REQUEST ▸ Would you pull out every line of the material that contains the string "templates"?

Entries taken from a collection ▸
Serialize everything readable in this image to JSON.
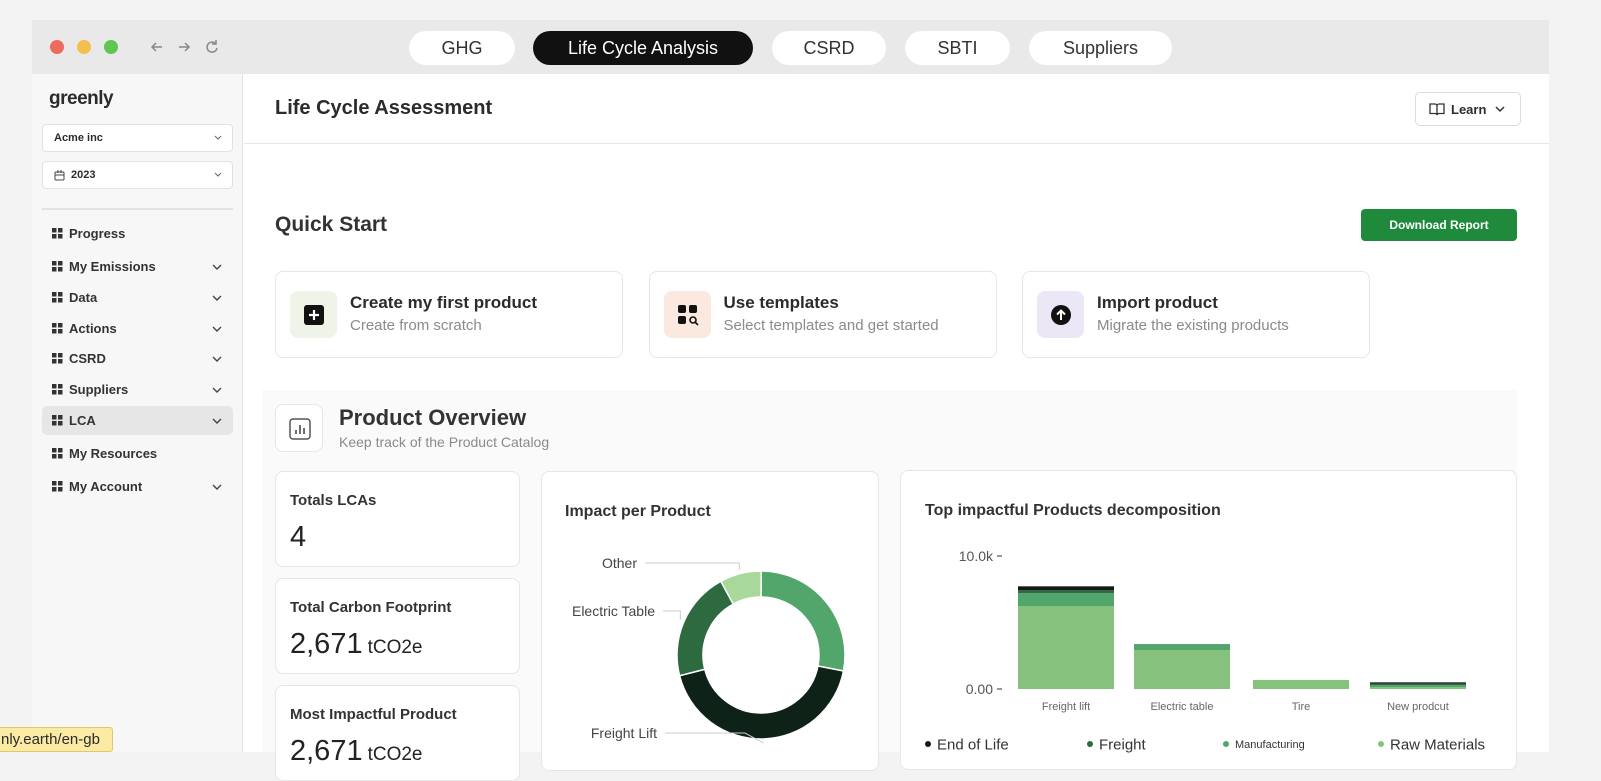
{
  "browser": {
    "tabs": [
      "GHG",
      "Life Cycle Analysis",
      "CSRD",
      "SBTI",
      "Suppliers"
    ],
    "active_tab": 1
  },
  "sidebar": {
    "logo": "greenly",
    "company": "Acme inc",
    "year": "2023",
    "menu": [
      "Progress",
      "My Emissions",
      "Data",
      "Actions",
      "CSRD",
      "Suppliers",
      "LCA",
      "My Resources",
      "My Account"
    ],
    "active_item": 6
  },
  "header": {
    "title": "Life Cycle Assessment",
    "learn": "Learn"
  },
  "quick_start": {
    "title": "Quick Start",
    "download": "Download Report",
    "cards": [
      {
        "title": "Create my first product",
        "subtitle": "Create from scratch"
      },
      {
        "title": "Use templates",
        "subtitle": "Select templates and get started"
      },
      {
        "title": "Import product",
        "subtitle": "Migrate the existing products"
      }
    ]
  },
  "overview": {
    "title": "Product Overview",
    "subtitle": "Keep track of the Product Catalog",
    "stats": [
      {
        "label": "Totals LCAs",
        "value": "4"
      },
      {
        "label": "Total Carbon Footprint",
        "value": "2,671",
        "unit": "tCO2e"
      },
      {
        "label": "Most Impactful Product",
        "value": "2,671",
        "unit": "tCO2e"
      }
    ]
  },
  "status_url": "nly.earth/en-gb",
  "chart_data": [
    {
      "type": "donut",
      "title": "Impact per Product",
      "categories": [
        "Other",
        null,
        "Freight Lift",
        "Electric Table"
      ],
      "values": [
        8,
        28,
        43,
        21
      ],
      "colors": [
        "#a9d89b",
        "#52a56b",
        "#0f2218",
        "#2d6a40"
      ]
    },
    {
      "type": "stacked_bar",
      "title": "Top impactful Products decomposition",
      "categories": [
        "Freight lift",
        "Electric table",
        "Tire",
        "New prodcut"
      ],
      "series": [
        {
          "name": "Raw Materials",
          "color": "#86c27e",
          "values": [
            6240,
            2930,
            680,
            150
          ]
        },
        {
          "name": "Manufacturing",
          "color": "#52a56b",
          "values": [
            980,
            450,
            0,
            150
          ]
        },
        {
          "name": "Freight",
          "color": "#2d6a40",
          "values": [
            200,
            0,
            0,
            100
          ]
        },
        {
          "name": "End of Life",
          "color": "#111a14",
          "values": [
            300,
            0,
            0,
            100
          ]
        }
      ],
      "ylim": [
        0,
        10000
      ],
      "yticks": [
        {
          "value": 0,
          "label": "0.00"
        },
        {
          "value": 10000,
          "label": "10.0k"
        }
      ]
    }
  ]
}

EXPECTED OUTPUT ▸
        "title": "Use templates",
        "subtitle": "Select templates and get started"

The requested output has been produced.